> **Working data**:

▬▬▬

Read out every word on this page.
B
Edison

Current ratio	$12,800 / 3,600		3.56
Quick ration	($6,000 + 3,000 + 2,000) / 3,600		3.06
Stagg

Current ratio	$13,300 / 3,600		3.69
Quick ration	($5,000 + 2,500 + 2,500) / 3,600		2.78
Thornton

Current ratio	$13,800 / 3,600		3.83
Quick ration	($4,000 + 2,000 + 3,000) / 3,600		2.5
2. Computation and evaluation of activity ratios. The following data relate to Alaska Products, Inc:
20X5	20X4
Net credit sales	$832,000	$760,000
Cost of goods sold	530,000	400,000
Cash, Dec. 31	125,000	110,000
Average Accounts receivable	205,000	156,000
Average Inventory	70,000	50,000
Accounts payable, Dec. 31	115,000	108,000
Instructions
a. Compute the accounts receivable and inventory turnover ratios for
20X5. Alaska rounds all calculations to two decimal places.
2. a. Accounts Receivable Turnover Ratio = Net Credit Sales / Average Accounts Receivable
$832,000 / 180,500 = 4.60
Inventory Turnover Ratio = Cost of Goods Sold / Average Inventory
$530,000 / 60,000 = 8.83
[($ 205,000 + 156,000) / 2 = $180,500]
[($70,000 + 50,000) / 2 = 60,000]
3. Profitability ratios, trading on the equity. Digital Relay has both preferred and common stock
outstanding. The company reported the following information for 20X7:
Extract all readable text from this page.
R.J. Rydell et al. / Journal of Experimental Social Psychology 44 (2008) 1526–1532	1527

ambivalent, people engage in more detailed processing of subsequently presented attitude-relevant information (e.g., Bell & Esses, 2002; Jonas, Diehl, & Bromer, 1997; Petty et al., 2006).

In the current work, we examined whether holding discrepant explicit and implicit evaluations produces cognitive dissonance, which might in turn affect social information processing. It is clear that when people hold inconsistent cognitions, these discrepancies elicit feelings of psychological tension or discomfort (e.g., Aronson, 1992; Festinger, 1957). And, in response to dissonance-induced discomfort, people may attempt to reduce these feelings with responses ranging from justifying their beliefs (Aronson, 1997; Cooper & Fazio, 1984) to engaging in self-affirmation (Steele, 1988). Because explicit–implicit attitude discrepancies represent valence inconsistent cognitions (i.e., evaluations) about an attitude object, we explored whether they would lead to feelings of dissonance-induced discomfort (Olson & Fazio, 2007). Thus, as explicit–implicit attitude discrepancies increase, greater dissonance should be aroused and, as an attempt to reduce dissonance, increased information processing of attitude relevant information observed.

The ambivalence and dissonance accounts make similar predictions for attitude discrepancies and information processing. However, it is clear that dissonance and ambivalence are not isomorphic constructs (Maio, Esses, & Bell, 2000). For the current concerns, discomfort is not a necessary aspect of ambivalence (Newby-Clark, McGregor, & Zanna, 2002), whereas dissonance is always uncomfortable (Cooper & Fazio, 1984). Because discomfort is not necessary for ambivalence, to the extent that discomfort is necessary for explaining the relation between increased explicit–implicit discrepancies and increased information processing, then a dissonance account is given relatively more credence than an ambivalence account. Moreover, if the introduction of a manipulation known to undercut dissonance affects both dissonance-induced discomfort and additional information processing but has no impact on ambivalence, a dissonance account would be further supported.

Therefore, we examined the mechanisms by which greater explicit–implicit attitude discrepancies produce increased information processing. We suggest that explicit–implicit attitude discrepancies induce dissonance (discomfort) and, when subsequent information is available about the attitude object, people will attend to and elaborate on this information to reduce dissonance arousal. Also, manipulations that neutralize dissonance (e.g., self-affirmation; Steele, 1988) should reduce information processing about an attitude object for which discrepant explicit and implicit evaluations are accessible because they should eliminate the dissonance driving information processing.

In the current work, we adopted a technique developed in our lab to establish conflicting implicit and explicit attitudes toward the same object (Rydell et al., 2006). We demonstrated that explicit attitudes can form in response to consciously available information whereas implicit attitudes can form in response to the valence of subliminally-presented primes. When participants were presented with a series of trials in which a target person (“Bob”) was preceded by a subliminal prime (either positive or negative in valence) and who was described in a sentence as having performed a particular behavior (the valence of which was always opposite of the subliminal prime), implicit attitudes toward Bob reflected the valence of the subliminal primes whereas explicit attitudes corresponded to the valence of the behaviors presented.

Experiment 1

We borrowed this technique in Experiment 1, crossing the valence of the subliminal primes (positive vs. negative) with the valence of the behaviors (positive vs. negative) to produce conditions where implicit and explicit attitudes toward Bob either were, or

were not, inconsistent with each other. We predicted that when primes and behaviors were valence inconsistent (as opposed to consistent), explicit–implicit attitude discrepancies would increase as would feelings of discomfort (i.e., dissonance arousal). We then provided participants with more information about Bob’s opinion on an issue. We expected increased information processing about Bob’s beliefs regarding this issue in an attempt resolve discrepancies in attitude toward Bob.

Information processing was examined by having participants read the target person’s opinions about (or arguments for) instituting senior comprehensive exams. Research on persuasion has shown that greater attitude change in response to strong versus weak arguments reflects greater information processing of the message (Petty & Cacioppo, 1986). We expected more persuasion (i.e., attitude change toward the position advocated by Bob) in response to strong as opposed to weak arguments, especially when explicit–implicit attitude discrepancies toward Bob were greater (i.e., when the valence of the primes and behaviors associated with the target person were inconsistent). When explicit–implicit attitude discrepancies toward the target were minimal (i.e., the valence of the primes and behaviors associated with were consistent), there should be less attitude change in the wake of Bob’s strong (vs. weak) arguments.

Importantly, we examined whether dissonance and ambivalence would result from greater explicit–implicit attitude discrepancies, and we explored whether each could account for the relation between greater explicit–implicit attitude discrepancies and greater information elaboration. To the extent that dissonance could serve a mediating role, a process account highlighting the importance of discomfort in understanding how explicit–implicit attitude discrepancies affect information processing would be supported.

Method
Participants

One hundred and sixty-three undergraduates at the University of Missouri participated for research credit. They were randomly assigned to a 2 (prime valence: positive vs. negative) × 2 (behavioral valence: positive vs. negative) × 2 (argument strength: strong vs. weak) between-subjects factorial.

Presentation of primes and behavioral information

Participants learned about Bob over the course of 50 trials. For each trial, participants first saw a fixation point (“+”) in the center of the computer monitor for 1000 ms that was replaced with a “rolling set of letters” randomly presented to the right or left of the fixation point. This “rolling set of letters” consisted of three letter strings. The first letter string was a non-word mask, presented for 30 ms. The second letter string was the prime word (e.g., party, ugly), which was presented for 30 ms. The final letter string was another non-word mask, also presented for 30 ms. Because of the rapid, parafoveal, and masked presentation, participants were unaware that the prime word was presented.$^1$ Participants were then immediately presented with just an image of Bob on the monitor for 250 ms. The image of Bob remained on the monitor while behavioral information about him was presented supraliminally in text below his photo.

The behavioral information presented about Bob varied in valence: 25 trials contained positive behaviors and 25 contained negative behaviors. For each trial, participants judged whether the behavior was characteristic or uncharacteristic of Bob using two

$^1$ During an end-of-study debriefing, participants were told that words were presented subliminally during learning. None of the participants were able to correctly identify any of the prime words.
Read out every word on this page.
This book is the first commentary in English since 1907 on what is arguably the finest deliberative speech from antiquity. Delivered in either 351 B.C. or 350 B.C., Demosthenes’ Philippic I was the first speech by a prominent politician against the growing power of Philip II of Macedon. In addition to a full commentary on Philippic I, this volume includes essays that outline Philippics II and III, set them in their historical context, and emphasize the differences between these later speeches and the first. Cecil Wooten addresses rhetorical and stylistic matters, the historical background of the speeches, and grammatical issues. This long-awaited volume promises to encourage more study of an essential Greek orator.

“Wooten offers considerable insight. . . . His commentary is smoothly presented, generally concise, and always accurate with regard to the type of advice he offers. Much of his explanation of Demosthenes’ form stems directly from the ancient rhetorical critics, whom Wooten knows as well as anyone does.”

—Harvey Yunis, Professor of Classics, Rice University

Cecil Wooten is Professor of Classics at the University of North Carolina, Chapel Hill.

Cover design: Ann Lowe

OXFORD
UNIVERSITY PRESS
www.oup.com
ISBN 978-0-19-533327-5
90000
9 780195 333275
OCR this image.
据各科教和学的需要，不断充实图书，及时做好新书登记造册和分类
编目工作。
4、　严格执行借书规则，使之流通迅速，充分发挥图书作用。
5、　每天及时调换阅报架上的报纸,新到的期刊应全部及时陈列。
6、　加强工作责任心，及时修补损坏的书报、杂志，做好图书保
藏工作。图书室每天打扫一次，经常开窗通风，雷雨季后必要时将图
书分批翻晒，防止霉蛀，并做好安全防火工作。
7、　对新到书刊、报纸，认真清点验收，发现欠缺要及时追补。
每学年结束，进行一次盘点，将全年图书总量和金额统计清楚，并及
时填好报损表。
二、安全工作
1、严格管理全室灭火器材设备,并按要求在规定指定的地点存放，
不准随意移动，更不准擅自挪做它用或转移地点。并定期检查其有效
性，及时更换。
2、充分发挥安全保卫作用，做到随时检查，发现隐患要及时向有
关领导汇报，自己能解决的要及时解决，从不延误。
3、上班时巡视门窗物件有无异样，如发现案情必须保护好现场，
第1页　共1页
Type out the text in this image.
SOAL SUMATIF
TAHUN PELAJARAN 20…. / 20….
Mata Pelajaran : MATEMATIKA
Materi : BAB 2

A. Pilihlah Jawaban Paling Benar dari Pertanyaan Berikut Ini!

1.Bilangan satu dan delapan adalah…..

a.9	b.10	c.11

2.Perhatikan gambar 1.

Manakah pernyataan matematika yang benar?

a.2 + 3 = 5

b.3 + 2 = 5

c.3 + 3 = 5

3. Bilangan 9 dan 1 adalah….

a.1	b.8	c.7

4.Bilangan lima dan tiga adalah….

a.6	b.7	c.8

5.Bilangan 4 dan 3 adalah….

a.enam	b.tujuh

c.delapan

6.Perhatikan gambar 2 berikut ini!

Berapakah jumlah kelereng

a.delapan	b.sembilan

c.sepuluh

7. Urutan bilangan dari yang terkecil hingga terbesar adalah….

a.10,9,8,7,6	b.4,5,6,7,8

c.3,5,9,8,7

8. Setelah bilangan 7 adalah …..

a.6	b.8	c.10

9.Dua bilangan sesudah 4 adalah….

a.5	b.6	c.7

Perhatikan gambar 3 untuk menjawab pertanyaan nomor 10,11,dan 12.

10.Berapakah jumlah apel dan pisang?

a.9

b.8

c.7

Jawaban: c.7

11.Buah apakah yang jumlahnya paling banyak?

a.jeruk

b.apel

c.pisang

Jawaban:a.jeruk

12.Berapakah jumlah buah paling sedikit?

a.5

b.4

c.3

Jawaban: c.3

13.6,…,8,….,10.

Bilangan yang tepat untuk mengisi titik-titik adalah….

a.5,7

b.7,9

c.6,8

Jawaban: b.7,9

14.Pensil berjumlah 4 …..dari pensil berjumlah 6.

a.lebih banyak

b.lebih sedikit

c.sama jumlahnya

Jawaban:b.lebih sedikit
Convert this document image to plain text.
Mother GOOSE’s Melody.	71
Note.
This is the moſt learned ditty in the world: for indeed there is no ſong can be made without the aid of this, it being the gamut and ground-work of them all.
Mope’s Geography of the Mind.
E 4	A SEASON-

▬▬▬

> **What needs to be done**:
Output the line containing "Convert this document image to plain text." and all lines after it to the end of the records, exactly as given.

> **Exercise solution**:
Convert this document image to plain text.
Mother GOOSE’s Melody.	71
Note.
This is the moſt learned ditty in the world: for indeed there is no ſong can be made without the aid of this, it being the gamut and ground-work of them all.
Mope’s Geography of the Mind.
E 4	A SEASON-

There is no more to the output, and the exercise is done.